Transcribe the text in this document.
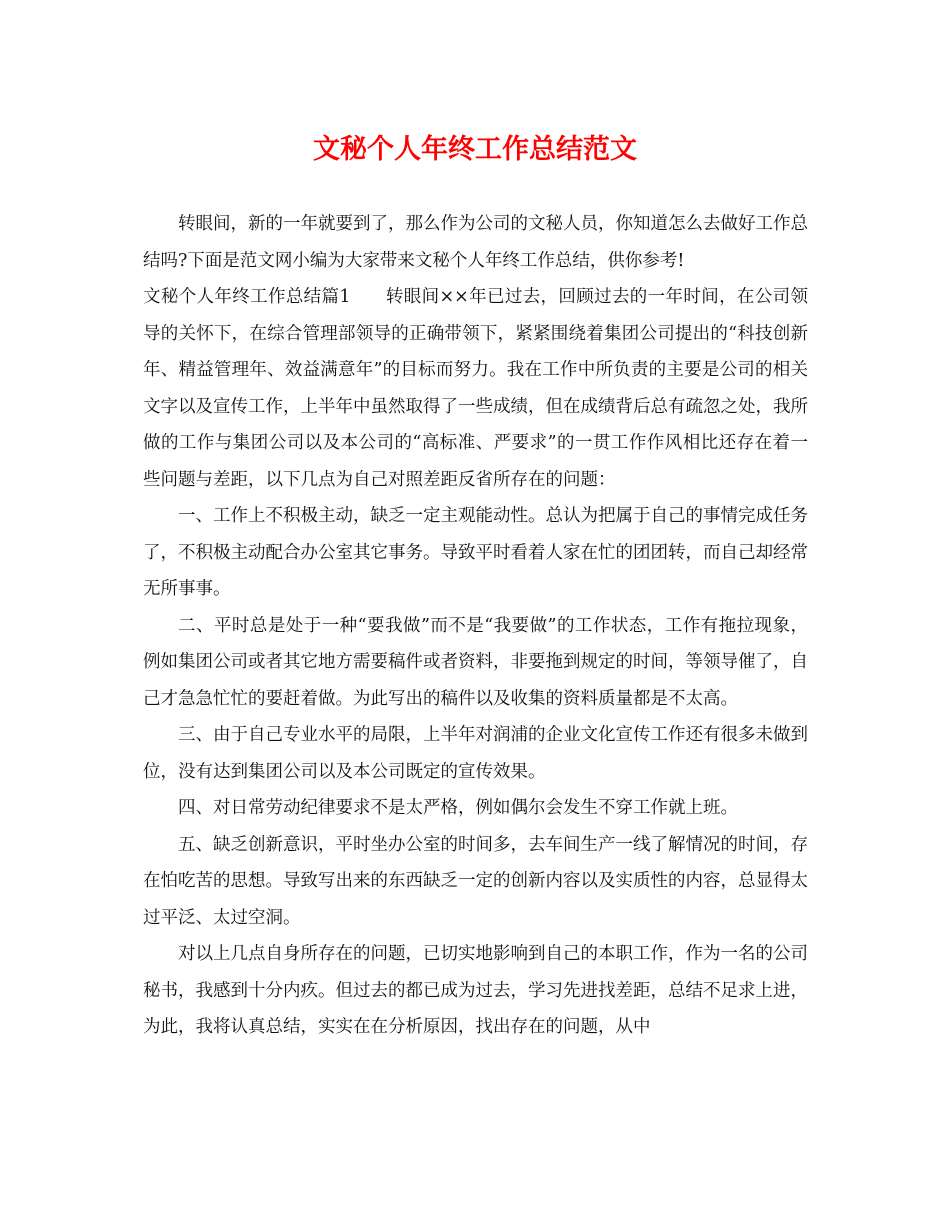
文秘个人年终工作总结范文

转眼间，新的一年就要到了，那么作为公司的文秘人员，你知道怎么去做好工作总结吗?下面是范文网小编为大家带来文秘个人年终工作总结，供你参考!

文秘个人年终工作总结篇1 转眼间××年已过去，回顾过去的一年时间，在公司领导的关怀下，在综合管理部领导的正确带领下，紧紧围绕着集团公司提出的“科技创新年、精益管理年、效益满意年”的目标而努力。我在工作中所负责的主要是公司的相关文字以及宣传工作，上半年中虽然取得了一些成绩，但在成绩背后总有疏忽之处，我所做的工作与集团公司以及本公司的“高标准、严要求”的一贯工作作风相比还存在着一些问题与差距，以下几点为自己对照差距反省所存在的问题：

一、工作上不积极主动，缺乏一定主观能动性。总认为把属于自己的事情完成任务了，不积极主动配合办公室其它事务。导致平时看着人家在忙的团团转，而自己却经常无所事事。

二、平时总是处于一种“要我做”而不是“我要做”的工作状态，工作有拖拉现象，例如集团公司或者其它地方需要稿件或者资料，非要拖到规定的时间，等领导催了，自己才急急忙忙的要赶着做。为此写出的稿件以及收集的资料质量都是不太高。

三、由于自己专业水平的局限，上半年对润浦的企业文化宣传工作还有很多未做到位，没有达到集团公司以及本公司既定的宣传效果。

四、对日常劳动纪律要求不是太严格，例如偶尔会发生不穿工作就上班。

五、缺乏创新意识，平时坐办公室的时间多，去车间生产一线了解情况的时间，存在怕吃苦的思想。导致写出来的东西缺乏一定的创新内容以及实质性的内容，总显得太过平泛、太过空洞。

对以上几点自身所存在的问题，已切实地影响到自己的本职工作，作为一名的公司秘书，我感到十分内疚。但过去的都已成为过去，学习先进找差距，总结不足求上进，为此，我将认真总结，实实在在分析原因，找出存在的问题，从中
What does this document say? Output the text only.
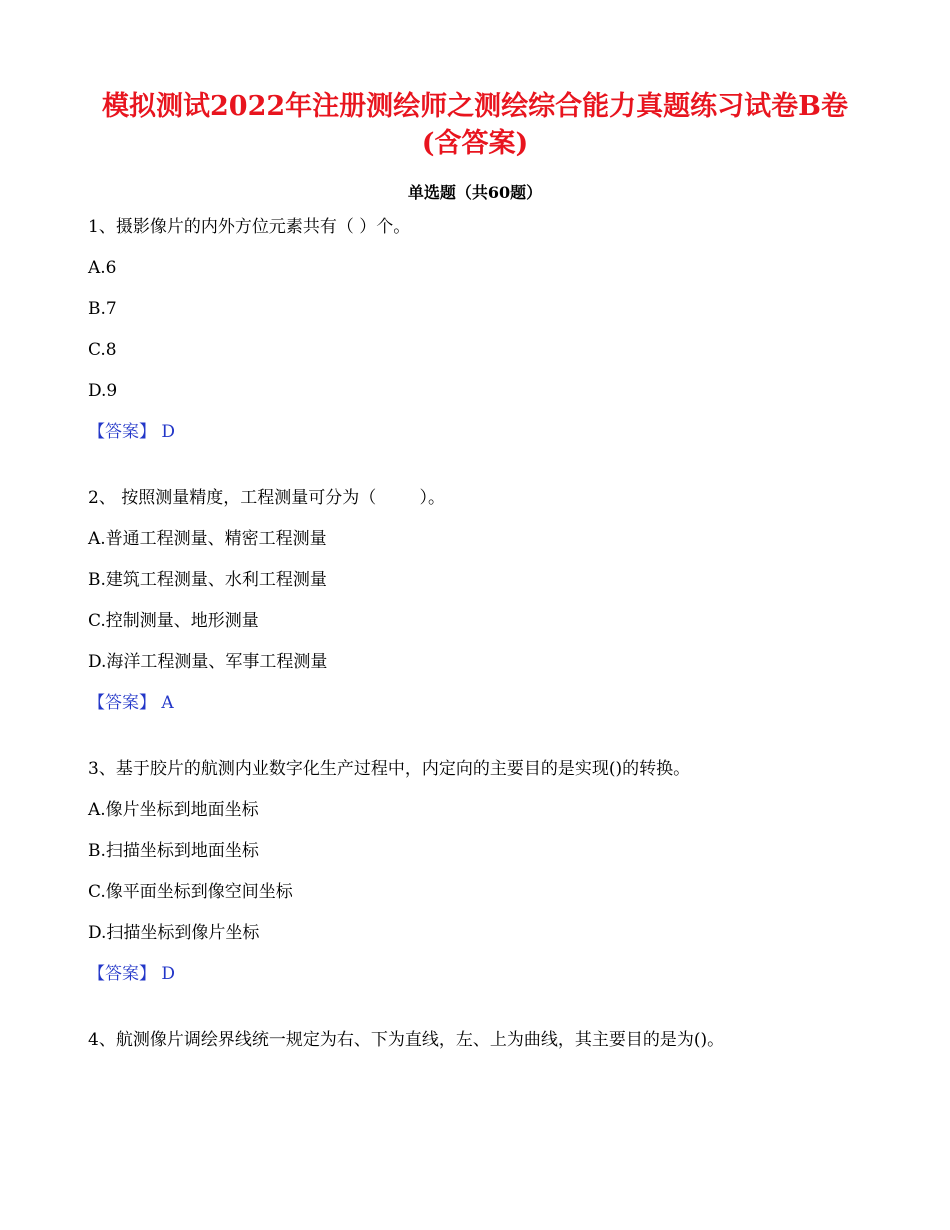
模拟测试2022年注册测绘师之测绘综合能力真题练习试卷B卷
(含答案)
单选题（共60题）
1、摄影像片的内外方位元素共有（ ）个。
A.6
B.7
C.8
D.9
【答案】 D
2、 按照测量精度，工程测量可分为（        ）。
A.普通工程测量、精密工程测量
B.建筑工程测量、水利工程测量
C.控制测量、地形测量
D.海洋工程测量、军事工程测量
【答案】 A
3、基于胶片的航测内业数字化生产过程中，内定向的主要目的是实现()的转换。
A.像片坐标到地面坐标
B.扫描坐标到地面坐标
C.像平面坐标到像空间坐标
D.扫描坐标到像片坐标
【答案】 D
4、航测像片调绘界线统一规定为右、下为直线，左、上为曲线，其主要目的是为()。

=== Exercise directions ===
Output an exact copy of the material, with the pictures removed.

=== Exercise output ===
Transcribe the text in this document.
文秘个人年终工作总结范文

转眼间，新的一年就要到了，那么作为公司的文秘人员，你知道怎么去做好工作总结吗?下面是范文网小编为大家带来文秘个人年终工作总结，供你参考!

文秘个人年终工作总结篇1 转眼间××年已过去，回顾过去的一年时间，在公司领导的关怀下，在综合管理部领导的正确带领下，紧紧围绕着集团公司提出的“科技创新年、精益管理年、效益满意年”的目标而努力。我在工作中所负责的主要是公司的相关文字以及宣传工作，上半年中虽然取得了一些成绩，但在成绩背后总有疏忽之处，我所做的工作与集团公司以及本公司的“高标准、严要求”的一贯工作作风相比还存在着一些问题与差距，以下几点为自己对照差距反省所存在的问题：

一、工作上不积极主动，缺乏一定主观能动性。总认为把属于自己的事情完成任务了，不积极主动配合办公室其它事务。导致平时看着人家在忙的团团转，而自己却经常无所事事。

二、平时总是处于一种“要我做”而不是“我要做”的工作状态，工作有拖拉现象，例如集团公司或者其它地方需要稿件或者资料，非要拖到规定的时间，等领导催了，自己才急急忙忙的要赶着做。为此写出的稿件以及收集的资料质量都是不太高。

三、由于自己专业水平的局限，上半年对润浦的企业文化宣传工作还有很多未做到位，没有达到集团公司以及本公司既定的宣传效果。

四、对日常劳动纪律要求不是太严格，例如偶尔会发生不穿工作就上班。

五、缺乏创新意识，平时坐办公室的时间多，去车间生产一线了解情况的时间，存在怕吃苦的思想。导致写出来的东西缺乏一定的创新内容以及实质性的内容，总显得太过平泛、太过空洞。

对以上几点自身所存在的问题，已切实地影响到自己的本职工作，作为一名的公司秘书，我感到十分内疚。但过去的都已成为过去，学习先进找差距，总结不足求上进，为此，我将认真总结，实实在在分析原因，找出存在的问题，从中
What does this document say? Output the text only.
模拟测试2022年注册测绘师之测绘综合能力真题练习试卷B卷
(含答案)
单选题（共60题）
1、摄影像片的内外方位元素共有（ ）个。
A.6
B.7
C.8
D.9
【答案】 D
2、 按照测量精度，工程测量可分为（        ）。
A.普通工程测量、精密工程测量
B.建筑工程测量、水利工程测量
C.控制测量、地形测量
D.海洋工程测量、军事工程测量
【答案】 A
3、基于胶片的航测内业数字化生产过程中，内定向的主要目的是实现()的转换。
A.像片坐标到地面坐标
B.扫描坐标到地面坐标
C.像平面坐标到像空间坐标
D.扫描坐标到像片坐标
【答案】 D
4、航测像片调绘界线统一规定为右、下为直线，左、上为曲线，其主要目的是为()。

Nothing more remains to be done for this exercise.